_What you have to do:_ Copy every line of the data exactly, leaving nothing out.

_Material for this task:_
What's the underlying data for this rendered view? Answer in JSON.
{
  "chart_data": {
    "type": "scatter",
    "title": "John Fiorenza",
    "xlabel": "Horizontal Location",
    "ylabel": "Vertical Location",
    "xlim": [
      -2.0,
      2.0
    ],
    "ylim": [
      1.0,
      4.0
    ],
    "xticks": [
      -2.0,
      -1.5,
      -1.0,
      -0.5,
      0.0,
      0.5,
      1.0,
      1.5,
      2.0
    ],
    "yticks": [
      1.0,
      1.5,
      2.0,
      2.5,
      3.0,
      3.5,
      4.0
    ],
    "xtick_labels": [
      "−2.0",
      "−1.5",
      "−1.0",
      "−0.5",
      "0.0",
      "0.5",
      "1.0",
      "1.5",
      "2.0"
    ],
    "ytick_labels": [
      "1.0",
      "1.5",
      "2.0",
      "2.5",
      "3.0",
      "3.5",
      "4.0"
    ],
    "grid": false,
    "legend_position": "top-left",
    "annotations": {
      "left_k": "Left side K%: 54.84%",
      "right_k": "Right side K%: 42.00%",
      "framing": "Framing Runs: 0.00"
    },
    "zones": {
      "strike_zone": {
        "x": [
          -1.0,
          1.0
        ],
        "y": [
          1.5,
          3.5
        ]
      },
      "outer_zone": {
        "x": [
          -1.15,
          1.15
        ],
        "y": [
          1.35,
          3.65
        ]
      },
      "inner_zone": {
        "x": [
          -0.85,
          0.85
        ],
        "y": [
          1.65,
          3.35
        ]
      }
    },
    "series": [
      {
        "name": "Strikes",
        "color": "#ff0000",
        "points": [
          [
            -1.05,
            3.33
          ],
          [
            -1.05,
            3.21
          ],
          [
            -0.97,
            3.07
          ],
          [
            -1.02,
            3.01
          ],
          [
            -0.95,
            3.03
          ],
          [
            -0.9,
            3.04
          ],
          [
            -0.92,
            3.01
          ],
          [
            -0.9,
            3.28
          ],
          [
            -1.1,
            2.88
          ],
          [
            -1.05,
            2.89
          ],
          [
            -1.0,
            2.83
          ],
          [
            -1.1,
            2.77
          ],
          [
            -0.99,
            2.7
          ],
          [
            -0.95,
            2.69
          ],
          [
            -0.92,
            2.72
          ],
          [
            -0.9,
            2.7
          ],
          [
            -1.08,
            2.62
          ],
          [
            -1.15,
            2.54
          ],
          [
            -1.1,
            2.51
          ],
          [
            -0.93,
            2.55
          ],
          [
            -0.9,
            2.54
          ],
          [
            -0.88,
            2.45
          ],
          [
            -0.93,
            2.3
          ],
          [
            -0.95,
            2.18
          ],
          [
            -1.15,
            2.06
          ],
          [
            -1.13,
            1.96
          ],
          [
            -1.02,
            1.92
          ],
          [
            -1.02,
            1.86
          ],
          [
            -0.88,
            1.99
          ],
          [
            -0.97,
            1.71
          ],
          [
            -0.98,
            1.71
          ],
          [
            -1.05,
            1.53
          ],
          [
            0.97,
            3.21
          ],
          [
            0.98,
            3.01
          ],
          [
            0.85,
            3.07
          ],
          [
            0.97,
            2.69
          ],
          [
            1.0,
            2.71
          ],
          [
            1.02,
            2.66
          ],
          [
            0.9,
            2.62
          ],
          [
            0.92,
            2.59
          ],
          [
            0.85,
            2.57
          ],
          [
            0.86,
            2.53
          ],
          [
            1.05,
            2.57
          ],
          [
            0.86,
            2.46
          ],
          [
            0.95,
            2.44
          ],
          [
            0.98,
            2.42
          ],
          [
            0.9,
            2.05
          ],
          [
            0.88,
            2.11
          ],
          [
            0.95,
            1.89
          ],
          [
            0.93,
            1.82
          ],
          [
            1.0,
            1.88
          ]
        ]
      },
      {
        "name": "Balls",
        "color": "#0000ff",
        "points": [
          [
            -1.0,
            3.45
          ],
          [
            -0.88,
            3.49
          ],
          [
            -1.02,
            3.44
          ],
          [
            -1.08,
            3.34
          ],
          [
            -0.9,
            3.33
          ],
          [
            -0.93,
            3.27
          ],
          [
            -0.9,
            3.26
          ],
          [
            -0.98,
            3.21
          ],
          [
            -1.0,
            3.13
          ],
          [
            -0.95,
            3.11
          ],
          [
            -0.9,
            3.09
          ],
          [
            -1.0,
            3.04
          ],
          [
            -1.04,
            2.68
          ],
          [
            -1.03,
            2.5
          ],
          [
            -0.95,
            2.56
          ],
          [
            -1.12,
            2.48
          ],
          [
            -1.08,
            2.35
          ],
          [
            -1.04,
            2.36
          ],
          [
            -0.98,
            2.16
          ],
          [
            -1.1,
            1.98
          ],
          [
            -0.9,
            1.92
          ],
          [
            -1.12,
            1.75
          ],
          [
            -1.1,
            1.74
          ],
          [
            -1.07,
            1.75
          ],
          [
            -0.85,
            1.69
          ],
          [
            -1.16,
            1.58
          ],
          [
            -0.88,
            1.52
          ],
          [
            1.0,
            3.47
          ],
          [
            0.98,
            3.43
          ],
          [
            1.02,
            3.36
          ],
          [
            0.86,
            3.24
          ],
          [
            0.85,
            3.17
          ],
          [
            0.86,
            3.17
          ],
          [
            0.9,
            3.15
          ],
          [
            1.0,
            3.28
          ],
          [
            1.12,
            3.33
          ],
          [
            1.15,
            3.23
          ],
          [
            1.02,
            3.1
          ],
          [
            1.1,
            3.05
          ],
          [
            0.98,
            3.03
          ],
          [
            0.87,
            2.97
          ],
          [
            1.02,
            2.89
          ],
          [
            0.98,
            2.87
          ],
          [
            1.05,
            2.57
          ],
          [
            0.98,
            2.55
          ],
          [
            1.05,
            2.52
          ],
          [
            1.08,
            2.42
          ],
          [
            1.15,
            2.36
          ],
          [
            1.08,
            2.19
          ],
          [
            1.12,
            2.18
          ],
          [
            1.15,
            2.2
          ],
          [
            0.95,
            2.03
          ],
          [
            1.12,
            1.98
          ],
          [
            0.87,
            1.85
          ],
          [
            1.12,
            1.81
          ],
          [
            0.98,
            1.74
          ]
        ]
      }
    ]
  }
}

_Complete answer:_
What's the underlying data for this rendered view? Answer in JSON.
{
  "chart_data": {
    "type": "scatter",
    "title": "John Fiorenza",
    "xlabel": "Horizontal Location",
    "ylabel": "Vertical Location",
    "xlim": [
      -2.0,
      2.0
    ],
    "ylim": [
      1.0,
      4.0
    ],
    "xticks": [
      -2.0,
      -1.5,
      -1.0,
      -0.5,
      0.0,
      0.5,
      1.0,
      1.5,
      2.0
    ],
    "yticks": [
      1.0,
      1.5,
      2.0,
      2.5,
      3.0,
      3.5,
      4.0
    ],
    "xtick_labels": [
      "−2.0",
      "−1.5",
      "−1.0",
      "−0.5",
      "0.0",
      "0.5",
      "1.0",
      "1.5",
      "2.0"
    ],
    "ytick_labels": [
      "1.0",
      "1.5",
      "2.0",
      "2.5",
      "3.0",
      "3.5",
      "4.0"
    ],
    "grid": false,
    "legend_position": "top-left",
    "annotations": {
      "left_k": "Left side K%: 54.84%",
      "right_k": "Right side K%: 42.00%",
      "framing": "Framing Runs: 0.00"
    },
    "zones": {
      "strike_zone": {
        "x": [
          -1.0,
          1.0
        ],
        "y": [
          1.5,
          3.5
        ]
      },
      "outer_zone": {
        "x": [
          -1.15,
          1.15
        ],
        "y": [
          1.35,
          3.65
        ]
      },
      "inner_zone": {
        "x": [
          -0.85,
          0.85
        ],
        "y": [
          1.65,
          3.35
        ]
      }
    },
    "series": [
      {
        "name": "Strikes",
        "color": "#ff0000",
        "points": [
          [
            -1.05,
            3.33
          ],
          [
            -1.05,
            3.21
          ],
          [
            -0.97,
            3.07
          ],
          [
            -1.02,
            3.01
          ],
          [
            -0.95,
            3.03
          ],
          [
            -0.9,
            3.04
          ],
          [
            -0.92,
            3.01
          ],
          [
            -0.9,
            3.28
          ],
          [
            -1.1,
            2.88
          ],
          [
            -1.05,
            2.89
          ],
          [
            -1.0,
            2.83
          ],
          [
            -1.1,
            2.77
          ],
          [
            -0.99,
            2.7
          ],
          [
            -0.95,
            2.69
          ],
          [
            -0.92,
            2.72
          ],
          [
            -0.9,
            2.7
          ],
          [
            -1.08,
            2.62
          ],
          [
            -1.15,
            2.54
          ],
          [
            -1.1,
            2.51
          ],
          [
            -0.93,
            2.55
          ],
          [
            -0.9,
            2.54
          ],
          [
            -0.88,
            2.45
          ],
          [
            -0.93,
            2.3
          ],
          [
            -0.95,
            2.18
          ],
          [
            -1.15,
            2.06
          ],
          [
            -1.13,
            1.96
          ],
          [
            -1.02,
            1.92
          ],
          [
            -1.02,
            1.86
          ],
          [
            -0.88,
            1.99
          ],
          [
            -0.97,
            1.71
          ],
          [
            -0.98,
            1.71
          ],
          [
            -1.05,
            1.53
          ],
          [
            0.97,
            3.21
          ],
          [
            0.98,
            3.01
          ],
          [
            0.85,
            3.07
          ],
          [
            0.97,
            2.69
          ],
          [
            1.0,
            2.71
          ],
          [
            1.02,
            2.66
          ],
          [
            0.9,
            2.62
          ],
          [
            0.92,
            2.59
          ],
          [
            0.85,
            2.57
          ],
          [
            0.86,
            2.53
          ],
          [
            1.05,
            2.57
          ],
          [
            0.86,
            2.46
          ],
          [
            0.95,
            2.44
          ],
          [
            0.98,
            2.42
          ],
          [
            0.9,
            2.05
          ],
          [
            0.88,
            2.11
          ],
          [
            0.95,
            1.89
          ],
          [
            0.93,
            1.82
          ],
          [
            1.0,
            1.88
          ]
        ]
      },
      {
        "name": "Balls",
        "color": "#0000ff",
        "points": [
          [
            -1.0,
            3.45
          ],
          [
            -0.88,
            3.49
          ],
          [
            -1.02,
            3.44
          ],
          [
            -1.08,
            3.34
          ],
          [
            -0.9,
            3.33
          ],
          [
            -0.93,
            3.27
          ],
          [
            -0.9,
            3.26
          ],
          [
            -0.98,
            3.21
          ],
          [
            -1.0,
            3.13
          ],
          [
            -0.95,
            3.11
          ],
          [
            -0.9,
            3.09
          ],
          [
            -1.0,
            3.04
          ],
          [
            -1.04,
            2.68
          ],
          [
            -1.03,
            2.5
          ],
          [
            -0.95,
            2.56
          ],
          [
            -1.12,
            2.48
          ],
          [
            -1.08,
            2.35
          ],
          [
            -1.04,
            2.36
          ],
          [
            -0.98,
            2.16
          ],
          [
            -1.1,
            1.98
          ],
          [
            -0.9,
            1.92
          ],
          [
            -1.12,
            1.75
          ],
          [
            -1.1,
            1.74
          ],
          [
            -1.07,
            1.75
          ],
          [
            -0.85,
            1.69
          ],
          [
            -1.16,
            1.58
          ],
          [
            -0.88,
            1.52
          ],
          [
            1.0,
            3.47
          ],
          [
            0.98,
            3.43
          ],
          [
            1.02,
            3.36
          ],
          [
            0.86,
            3.24
          ],
          [
            0.85,
            3.17
          ],
          [
            0.86,
            3.17
          ],
          [
            0.9,
            3.15
          ],
          [
            1.0,
            3.28
          ],
          [
            1.12,
            3.33
          ],
          [
            1.15,
            3.23
          ],
          [
            1.02,
            3.1
          ],
          [
            1.1,
            3.05
          ],
          [
            0.98,
            3.03
          ],
          [
            0.87,
            2.97
          ],
          [
            1.02,
            2.89
          ],
          [
            0.98,
            2.87
          ],
          [
            1.05,
            2.57
          ],
          [
            0.98,
            2.55
          ],
          [
            1.05,
            2.52
          ],
          [
            1.08,
            2.42
          ],
          [
            1.15,
            2.36
          ],
          [
            1.08,
            2.19
          ],
          [
            1.12,
            2.18
          ],
          [
            1.15,
            2.2
          ],
          [
            0.95,
            2.03
          ],
          [
            1.12,
            1.98
          ],
          [
            0.87,
            1.85
          ],
          [
            1.12,
            1.81
          ],
          [
            0.98,
            1.74
          ]
        ]
      }
    ]
  }
}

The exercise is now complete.